Entries with figure data
____

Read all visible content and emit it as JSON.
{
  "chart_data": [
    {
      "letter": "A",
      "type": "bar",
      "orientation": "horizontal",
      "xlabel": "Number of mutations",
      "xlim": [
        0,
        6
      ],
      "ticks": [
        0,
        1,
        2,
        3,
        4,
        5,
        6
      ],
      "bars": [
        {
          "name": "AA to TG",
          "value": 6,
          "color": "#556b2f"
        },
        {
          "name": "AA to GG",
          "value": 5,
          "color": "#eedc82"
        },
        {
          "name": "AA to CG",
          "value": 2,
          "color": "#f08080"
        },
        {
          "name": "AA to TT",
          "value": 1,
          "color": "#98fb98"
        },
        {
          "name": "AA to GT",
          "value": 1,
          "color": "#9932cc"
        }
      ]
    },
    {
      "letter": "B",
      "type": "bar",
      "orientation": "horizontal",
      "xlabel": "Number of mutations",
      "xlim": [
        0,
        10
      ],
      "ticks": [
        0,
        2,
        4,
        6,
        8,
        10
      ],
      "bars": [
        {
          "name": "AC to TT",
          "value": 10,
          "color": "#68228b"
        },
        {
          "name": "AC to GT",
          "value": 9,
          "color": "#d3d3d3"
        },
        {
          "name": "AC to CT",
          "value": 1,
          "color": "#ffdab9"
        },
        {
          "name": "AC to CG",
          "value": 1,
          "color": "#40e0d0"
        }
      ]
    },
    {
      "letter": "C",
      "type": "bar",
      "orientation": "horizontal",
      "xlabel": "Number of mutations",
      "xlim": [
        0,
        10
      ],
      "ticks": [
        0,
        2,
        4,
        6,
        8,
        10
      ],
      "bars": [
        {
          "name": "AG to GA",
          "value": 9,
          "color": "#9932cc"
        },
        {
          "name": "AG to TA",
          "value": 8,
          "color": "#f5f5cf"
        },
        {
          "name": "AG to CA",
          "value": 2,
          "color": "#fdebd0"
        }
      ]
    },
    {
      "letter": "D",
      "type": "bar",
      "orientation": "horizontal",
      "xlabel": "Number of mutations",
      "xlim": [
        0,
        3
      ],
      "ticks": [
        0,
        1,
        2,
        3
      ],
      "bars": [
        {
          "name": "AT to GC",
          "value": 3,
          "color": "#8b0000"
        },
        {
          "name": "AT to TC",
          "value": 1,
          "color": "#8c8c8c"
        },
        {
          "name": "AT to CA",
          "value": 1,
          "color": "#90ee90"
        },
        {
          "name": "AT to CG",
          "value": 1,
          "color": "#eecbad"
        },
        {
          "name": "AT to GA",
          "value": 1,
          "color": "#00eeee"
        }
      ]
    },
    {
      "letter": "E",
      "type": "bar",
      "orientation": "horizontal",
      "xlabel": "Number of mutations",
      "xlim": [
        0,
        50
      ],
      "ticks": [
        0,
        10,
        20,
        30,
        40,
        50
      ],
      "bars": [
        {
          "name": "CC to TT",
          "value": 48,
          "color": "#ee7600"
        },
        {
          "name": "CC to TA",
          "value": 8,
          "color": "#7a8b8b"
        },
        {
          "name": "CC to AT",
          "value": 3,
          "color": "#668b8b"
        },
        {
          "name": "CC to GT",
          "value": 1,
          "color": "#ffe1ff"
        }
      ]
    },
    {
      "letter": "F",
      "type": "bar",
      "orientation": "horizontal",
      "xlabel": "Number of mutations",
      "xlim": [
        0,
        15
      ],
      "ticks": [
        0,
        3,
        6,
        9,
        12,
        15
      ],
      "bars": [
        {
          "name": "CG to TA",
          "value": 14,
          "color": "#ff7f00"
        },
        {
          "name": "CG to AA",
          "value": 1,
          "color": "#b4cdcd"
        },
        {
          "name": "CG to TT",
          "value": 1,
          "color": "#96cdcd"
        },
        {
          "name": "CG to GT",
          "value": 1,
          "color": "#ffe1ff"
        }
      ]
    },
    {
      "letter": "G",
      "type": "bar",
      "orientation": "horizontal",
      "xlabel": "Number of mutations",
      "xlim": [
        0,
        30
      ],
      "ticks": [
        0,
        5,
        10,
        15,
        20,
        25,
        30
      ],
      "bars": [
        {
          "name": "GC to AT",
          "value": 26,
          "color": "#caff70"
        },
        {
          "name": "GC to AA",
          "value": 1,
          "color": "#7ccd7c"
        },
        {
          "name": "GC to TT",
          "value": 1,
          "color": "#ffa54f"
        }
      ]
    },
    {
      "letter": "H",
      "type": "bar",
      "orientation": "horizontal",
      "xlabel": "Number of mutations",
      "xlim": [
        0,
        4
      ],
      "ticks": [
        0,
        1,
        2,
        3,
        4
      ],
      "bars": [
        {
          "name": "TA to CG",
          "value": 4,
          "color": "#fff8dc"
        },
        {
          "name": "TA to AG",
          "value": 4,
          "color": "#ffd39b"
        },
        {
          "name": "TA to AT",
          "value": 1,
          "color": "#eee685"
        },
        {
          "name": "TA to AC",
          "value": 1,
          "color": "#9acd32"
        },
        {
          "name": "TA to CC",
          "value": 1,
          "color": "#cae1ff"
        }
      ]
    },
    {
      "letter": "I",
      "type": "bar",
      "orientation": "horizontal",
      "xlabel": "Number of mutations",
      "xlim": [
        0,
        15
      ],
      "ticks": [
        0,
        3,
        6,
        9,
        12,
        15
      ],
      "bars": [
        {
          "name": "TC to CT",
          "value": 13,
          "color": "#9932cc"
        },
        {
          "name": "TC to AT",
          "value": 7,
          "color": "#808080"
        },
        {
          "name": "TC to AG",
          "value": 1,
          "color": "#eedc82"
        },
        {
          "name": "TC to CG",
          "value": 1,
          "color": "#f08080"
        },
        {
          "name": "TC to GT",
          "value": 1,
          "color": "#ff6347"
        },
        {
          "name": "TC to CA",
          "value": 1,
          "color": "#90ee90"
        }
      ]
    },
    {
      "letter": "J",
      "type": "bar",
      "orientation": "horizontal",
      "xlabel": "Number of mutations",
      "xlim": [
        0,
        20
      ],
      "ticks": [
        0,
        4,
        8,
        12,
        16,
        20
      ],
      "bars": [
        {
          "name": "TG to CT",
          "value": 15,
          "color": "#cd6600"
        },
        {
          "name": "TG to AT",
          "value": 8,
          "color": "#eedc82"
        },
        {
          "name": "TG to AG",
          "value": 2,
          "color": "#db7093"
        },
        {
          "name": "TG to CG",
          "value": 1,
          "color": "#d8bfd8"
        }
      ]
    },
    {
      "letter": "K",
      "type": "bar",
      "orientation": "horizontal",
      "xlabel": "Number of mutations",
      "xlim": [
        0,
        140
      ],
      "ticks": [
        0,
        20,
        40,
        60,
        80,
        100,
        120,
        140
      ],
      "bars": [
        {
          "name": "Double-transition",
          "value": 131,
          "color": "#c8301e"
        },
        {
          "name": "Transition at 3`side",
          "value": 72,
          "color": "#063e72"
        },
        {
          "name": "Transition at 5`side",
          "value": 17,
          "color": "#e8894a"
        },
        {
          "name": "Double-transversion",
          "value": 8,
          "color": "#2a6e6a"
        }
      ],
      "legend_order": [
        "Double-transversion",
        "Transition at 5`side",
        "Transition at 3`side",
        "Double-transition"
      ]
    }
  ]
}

____

From the data, collect all lines where the string "side" appears.

**Result**
          "name": "Transition at 3`side",
          "name": "Transition at 5`side",
        "Transition at 5`side",
        "Transition at 3`side",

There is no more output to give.